Continue the passage below on supply chain risk in farming, starting after its last sentence.

START Text segment

To those who make a living from the fields, the global food supply chain appears about as risky and controllable as the weather.

Farm and agribusiness operators know well the risks posed by the complexity of the modern agricultural supply chain system. They have become more aware that they can face quick and devastating economic loss should some part of the chain break. If a major buyer goes down, or some critical link in their supply chain – over which they have no influence – fails, at home or abroad, agribusiness operators can see their annual production and income collapse.

Being from California, the vagaries of weather and the desperate shortage of local water were at the forefront of their minds. But the next generation of producers are painfully aware of their vulnerability to supply chain disruptions. They have seen colleagues go out of business, and are at a loss as to how manage a worst-case scenario.

For some California producers, just such a scenario developed last month when the Rancho Feeding Corporation, a California livestock slaughterhouse, recalled 8.7 million pounds (3.9 million kg) of beef. The U.S. Department of Agriculture Food Safety and Inspection Service declared the meat “unsound, unwholesome or otherwise … unfit for human food” and ordered it “be removed from commerce.” The recall covers the facility’s entire production of 2013.

END Text segment
START Excerpted data

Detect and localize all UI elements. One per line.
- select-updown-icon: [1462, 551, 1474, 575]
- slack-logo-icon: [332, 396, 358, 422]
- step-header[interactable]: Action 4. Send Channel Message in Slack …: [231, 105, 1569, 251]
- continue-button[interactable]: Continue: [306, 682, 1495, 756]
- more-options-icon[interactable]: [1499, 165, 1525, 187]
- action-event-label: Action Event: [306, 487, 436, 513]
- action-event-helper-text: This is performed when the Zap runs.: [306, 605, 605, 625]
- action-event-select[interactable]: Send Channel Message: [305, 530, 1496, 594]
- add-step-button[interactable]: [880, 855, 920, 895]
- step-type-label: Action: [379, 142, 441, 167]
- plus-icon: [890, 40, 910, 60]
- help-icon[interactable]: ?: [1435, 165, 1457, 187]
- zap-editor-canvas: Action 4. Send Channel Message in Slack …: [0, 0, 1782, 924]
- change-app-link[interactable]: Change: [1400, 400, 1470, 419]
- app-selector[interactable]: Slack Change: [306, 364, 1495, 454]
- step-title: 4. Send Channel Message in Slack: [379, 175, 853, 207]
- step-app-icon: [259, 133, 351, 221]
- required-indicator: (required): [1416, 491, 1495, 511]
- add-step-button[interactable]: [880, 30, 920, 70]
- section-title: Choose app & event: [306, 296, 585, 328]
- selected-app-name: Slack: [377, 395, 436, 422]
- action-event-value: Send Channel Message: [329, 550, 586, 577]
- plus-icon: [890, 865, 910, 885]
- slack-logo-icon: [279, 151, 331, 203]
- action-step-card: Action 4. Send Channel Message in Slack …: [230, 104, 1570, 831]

END Excerpted data

- _Reply to the exercise_:
This action has wide-reaching implications, and not simply for consumers and American cattlemen. The decision affected U.S. retail outlets in as many as 36 U.S. states, including Safeway, 7-11, Kroger, and Walgreens. Global corporations such as Wal-Mart and Nestlé were also forced to ditch product. Altogether, at least 6,300 retails stores are involved along with 1,600 food distributors. The USDA helpfully published a 211-page list.

So much for the wholesale side of the problem. There is a production-side dimension, as well.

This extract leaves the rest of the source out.